§ **Raw records**:
___

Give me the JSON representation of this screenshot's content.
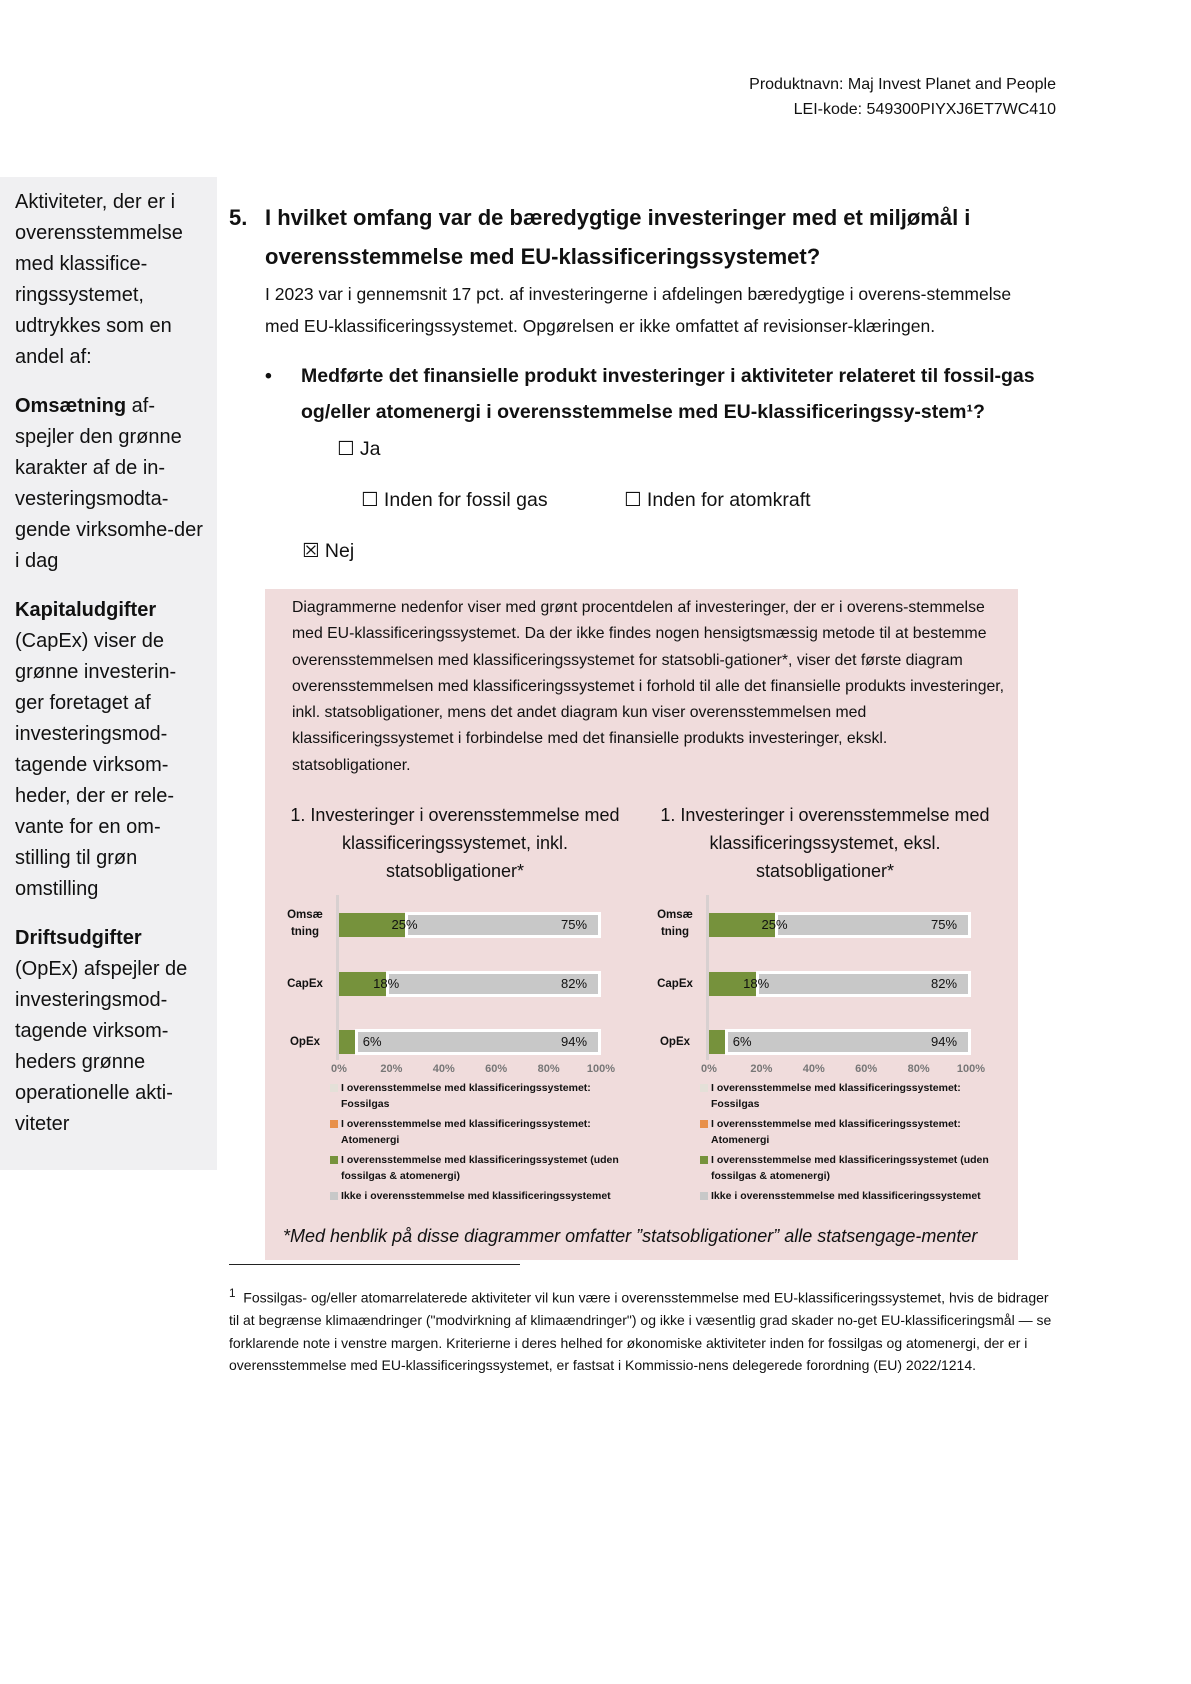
{
  "header": {
    "product": "Produktnavn: Maj Invest Planet and People",
    "lei": "LEI-kode: 549300PIYXJ6ET7WC410"
  },
  "sidebar": {
    "intro": "Aktiviteter, der er i overensstemmelse med klassifice-ringssystemet, udtrykkes som en andel af:",
    "items": [
      {
        "term": "Omsætning",
        "text": " af-spejler den grønne karakter af de in-vesteringsmodta-gende virksomhe-der i dag"
      },
      {
        "term": "Kapitaludgifter",
        "text": " (CapEx) viser de grønne investerin-ger foretaget af investeringsmod-tagende virksom-heder, der er rele-vante for en om-stilling til grøn omstilling"
      },
      {
        "term": "Driftsudgifter",
        "text": " (OpEx) afspejler de investeringsmod-tagende virksom-heders grønne operationelle akti-viteter"
      }
    ]
  },
  "question": {
    "number": "5.",
    "title": "I hvilket omfang var de bæredygtige investeringer med et miljømål i overensstemmelse med EU-klassificeringssystemet?",
    "intro": "I 2023 var i gennemsnit 17 pct. af investeringerne i afdelingen bæredygtige i overens-stemmelse med EU-klassificeringssystemet. Opgørelsen er ikke omfattet af revisionser-klæringen."
  },
  "bullet": {
    "marker": "•",
    "text": "Medførte det finansielle produkt investeringer i aktiviteter relateret til fossil-gas og/eller atomenergi i overensstemmelse med EU-klassificeringssy-stem¹?",
    "options": [
      {
        "box": "☐",
        "label": "Ja"
      },
      {
        "box": "☐",
        "label": "Inden for fossil gas"
      },
      {
        "box": "☐",
        "label": "Inden for atomkraft"
      },
      {
        "box": "☒",
        "label": "Nej"
      }
    ]
  },
  "box": {
    "text": "Diagrammerne nedenfor viser med grønt procentdelen af investeringer, der er i overens-stemmelse med EU-klassificeringssystemet. Da der ikke findes nogen hensigtsmæssig metode til at bestemme overensstemmelsen med klassificeringssystemet for statsobli-gationer*, viser det første diagram overensstemmelsen med klassificeringssystemet i forhold til alle det finansielle produkts investeringer, inkl. statsobligationer, mens det andet diagram kun viser overensstemmelsen med klassificeringssystemet i forbindelse med det finansielle produkts investeringer, ekskl. statsobligationer.",
    "note": "*Med henblik på disse diagrammer omfatter ”statsobligationer” alle statsengage-menter"
  },
  "colors": {
    "green": "#76923c",
    "grey": "#c8c8c8",
    "orange": "#e8904a",
    "fossil": "#e4e0d8",
    "box": "#f0dcdc",
    "sidebar": "#f0f0f2"
  },
  "chart_data": [
    {
      "type": "bar",
      "stacked": true,
      "orientation": "horizontal",
      "title": "1. Investeringer i overensstemmelse med klassificeringssystemet, inkl. statsobligationer*",
      "categories": [
        "Omsæ tning",
        "CapEx",
        "OpEx"
      ],
      "series": [
        {
          "name": "I overensstemmelse med klassificeringssystemet: Fossilgas",
          "values": [
            0,
            0,
            0
          ]
        },
        {
          "name": "I overensstemmelse med klassificeringssystemet: Atomenergi",
          "values": [
            0,
            0,
            0
          ]
        },
        {
          "name": "I overensstemmelse med klassificeringssystemet (uden fossilgas & atomenergi)",
          "values": [
            25,
            18,
            6
          ]
        },
        {
          "name": "Ikke i overensstemmelse med klassificeringssystemet",
          "values": [
            75,
            82,
            94
          ]
        }
      ],
      "data_labels": [
        [
          "25%",
          "75%"
        ],
        [
          "18%",
          "82%"
        ],
        [
          "6%",
          "94%"
        ]
      ],
      "xticks": [
        "0%",
        "20%",
        "40%",
        "60%",
        "80%",
        "100%"
      ],
      "xlim": [
        0,
        100
      ],
      "legend": "bottom"
    },
    {
      "type": "bar",
      "stacked": true,
      "orientation": "horizontal",
      "title": "1. Investeringer i overensstemmelse med klassificeringssystemet, eksl. statsobligationer*",
      "categories": [
        "Omsæ tning",
        "CapEx",
        "OpEx"
      ],
      "series": [
        {
          "name": "I overensstemmelse med klassificeringssystemet: Fossilgas",
          "values": [
            0,
            0,
            0
          ]
        },
        {
          "name": "I overensstemmelse med klassificeringssystemet: Atomenergi",
          "values": [
            0,
            0,
            0
          ]
        },
        {
          "name": "I overensstemmelse med klassificeringssystemet (uden fossilgas & atomenergi)",
          "values": [
            25,
            18,
            6
          ]
        },
        {
          "name": "Ikke i overensstemmelse med klassificeringssystemet",
          "values": [
            75,
            82,
            94
          ]
        }
      ],
      "data_labels": [
        [
          "25%",
          "75%"
        ],
        [
          "18%",
          "82%"
        ],
        [
          "6%",
          "94%"
        ]
      ],
      "xticks": [
        "0%",
        "20%",
        "40%",
        "60%",
        "80%",
        "100%"
      ],
      "xlim": [
        0,
        100
      ],
      "legend": "bottom"
    }
  ],
  "footnote": {
    "marker": "1",
    "text": "Fossilgas- og/eller atomarrelaterede aktiviteter vil kun være i overensstemmelse med EU-klassificeringssystemet, hvis de bidrager til at begrænse klimaændringer (\"modvirkning af klimaændringer\") og ikke i væsentlig grad skader no-get EU-klassificeringsmål — se forklarende note i venstre margen. Kriterierne i deres helhed for økonomiske aktiviteter inden for fossilgas og atomenergi, der er i overensstemmelse med EU-klassificeringssystemet, er fastsat i Kommissio-nens delegerede forordning (EU) 2022/1214."
  }
}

___

§ **Work to be completed**: Every line of the listing that holds "bæredygtige" should be found and copied.

§ **Exercise result**:
    "title": "I hvilket omfang var de bæredygtige investeringer med et miljømål i overensstemmelse med EU-klassificeringssystemet?",
    "intro": "I 2023 var i gennemsnit 17 pct. af investeringerne i afdelingen bæredygtige i overens-stemmelse med EU-klassificeringssystemet. Opgørelsen er ikke omfattet af revisionser-klæringen."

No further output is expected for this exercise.